## Problem statement
Omit the images, then output each of the records below exactly.

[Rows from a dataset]
┄┄┄┄┄┄

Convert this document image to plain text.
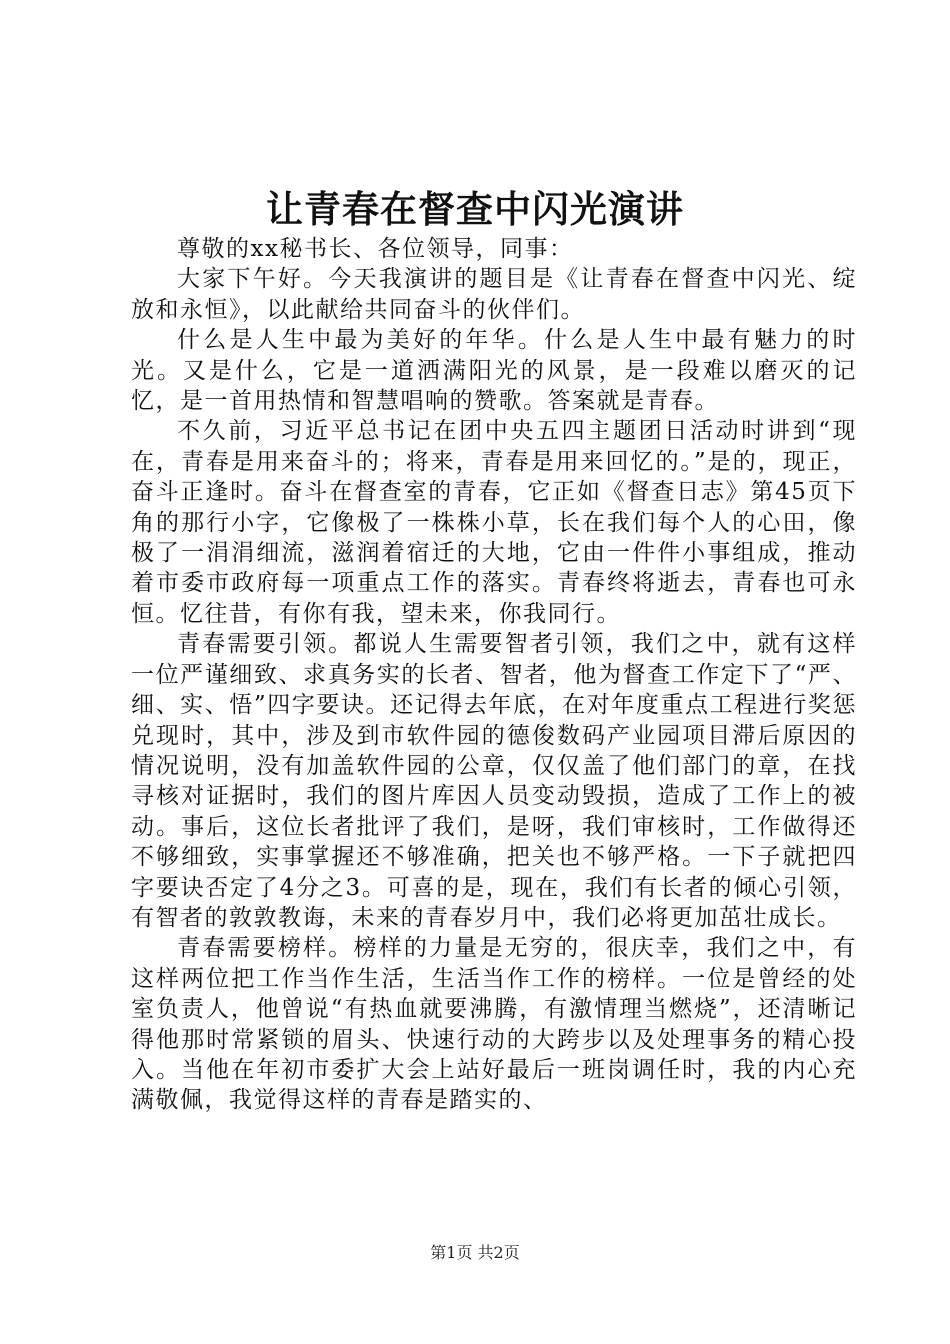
让青春在督查中闪光演讲

尊敬的xx秘书长、各位领导，同事：

大家下午好。今天我演讲的题目是《让青春在督查中闪光、绽放和永恒》，以此献给共同奋斗的伙伴们。

什么是人生中最为美好的年华。什么是人生中最有魅力的时光。又是什么，它是一道洒满阳光的风景，是一段难以磨灭的记忆，是一首用热情和智慧唱响的赞歌。答案就是青春。

不久前，习近平总书记在团中央五四主题团日活动时讲到“现在，青春是用来奋斗的；将来，青春是用来回忆的。”是的，现正，奋斗正逢时。奋斗在督查室的青春，它正如《督查日志》第45页下角的那行小字，它像极了一株株小草，长在我们每个人的心田，像极了一涓涓细流，滋润着宿迁的大地，它由一件件小事组成，推动着市委市政府每一项重点工作的落实。青春终将逝去，青春也可永恒。忆往昔，有你有我，望未来，你我同行。

青春需要引领。都说人生需要智者引领，我们之中，就有这样一位严谨细致、求真务实的长者、智者，他为督查工作定下了“严、细、实、悟”四字要诀。还记得去年底，在对年度重点工程进行奖惩兑现时，其中，涉及到市软件园的德俊数码产业园项目滞后原因的情况说明，没有加盖软件园的公章，仅仅盖了他们部门的章，在找寻核对证据时，我们的图片库因人员变动毁损，造成了工作上的被动。事后，这位长者批评了我们，是呀，我们审核时，工作做得还不够细致，实事掌握还不够准确，把关也不够严格。一下子就把四字要诀否定了4分之3。可喜的是，现在，我们有长者的倾心引领，有智者的敦敦教诲，未来的青春岁月中，我们必将更加茁壮成长。

青春需要榜样。榜样的力量是无穷的，很庆幸，我们之中，有这样两位把工作当作生活，生活当作工作的榜样。一位是曾经的处室负责人，他曾说“有热血就要沸腾，有激情理当燃烧”，还清晰记得他那时常紧锁的眉头、快速行动的大跨步以及处理事务的精心投入。当他在年初市委扩大会上站好最后一班岗调任时，我的内心充满敬佩，我觉得这样的青春是踏实的、

第1页 共2页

┄┄┄┄┄┄

## Solution to the problem
Convert this document image to plain text.
让青春在督查中闪光演讲

尊敬的xx秘书长、各位领导，同事：

大家下午好。今天我演讲的题目是《让青春在督查中闪光、绽放和永恒》，以此献给共同奋斗的伙伴们。

什么是人生中最为美好的年华。什么是人生中最有魅力的时光。又是什么，它是一道洒满阳光的风景，是一段难以磨灭的记忆，是一首用热情和智慧唱响的赞歌。答案就是青春。

不久前，习近平总书记在团中央五四主题团日活动时讲到“现在，青春是用来奋斗的；将来，青春是用来回忆的。”是的，现正，奋斗正逢时。奋斗在督查室的青春，它正如《督查日志》第45页下角的那行小字，它像极了一株株小草，长在我们每个人的心田，像极了一涓涓细流，滋润着宿迁的大地，它由一件件小事组成，推动着市委市政府每一项重点工作的落实。青春终将逝去，青春也可永恒。忆往昔，有你有我，望未来，你我同行。

青春需要引领。都说人生需要智者引领，我们之中，就有这样一位严谨细致、求真务实的长者、智者，他为督查工作定下了“严、细、实、悟”四字要诀。还记得去年底，在对年度重点工程进行奖惩兑现时，其中，涉及到市软件园的德俊数码产业园项目滞后原因的情况说明，没有加盖软件园的公章，仅仅盖了他们部门的章，在找寻核对证据时，我们的图片库因人员变动毁损，造成了工作上的被动。事后，这位长者批评了我们，是呀，我们审核时，工作做得还不够细致，实事掌握还不够准确，把关也不够严格。一下子就把四字要诀否定了4分之3。可喜的是，现在，我们有长者的倾心引领，有智者的敦敦教诲，未来的青春岁月中，我们必将更加茁壮成长。

青春需要榜样。榜样的力量是无穷的，很庆幸，我们之中，有这样两位把工作当作生活，生活当作工作的榜样。一位是曾经的处室负责人，他曾说“有热血就要沸腾，有激情理当燃烧”，还清晰记得他那时常紧锁的眉头、快速行动的大跨步以及处理事务的精心投入。当他在年初市委扩大会上站好最后一班岗调任时，我的内心充满敬佩，我觉得这样的青春是踏实的、

第1页 共2页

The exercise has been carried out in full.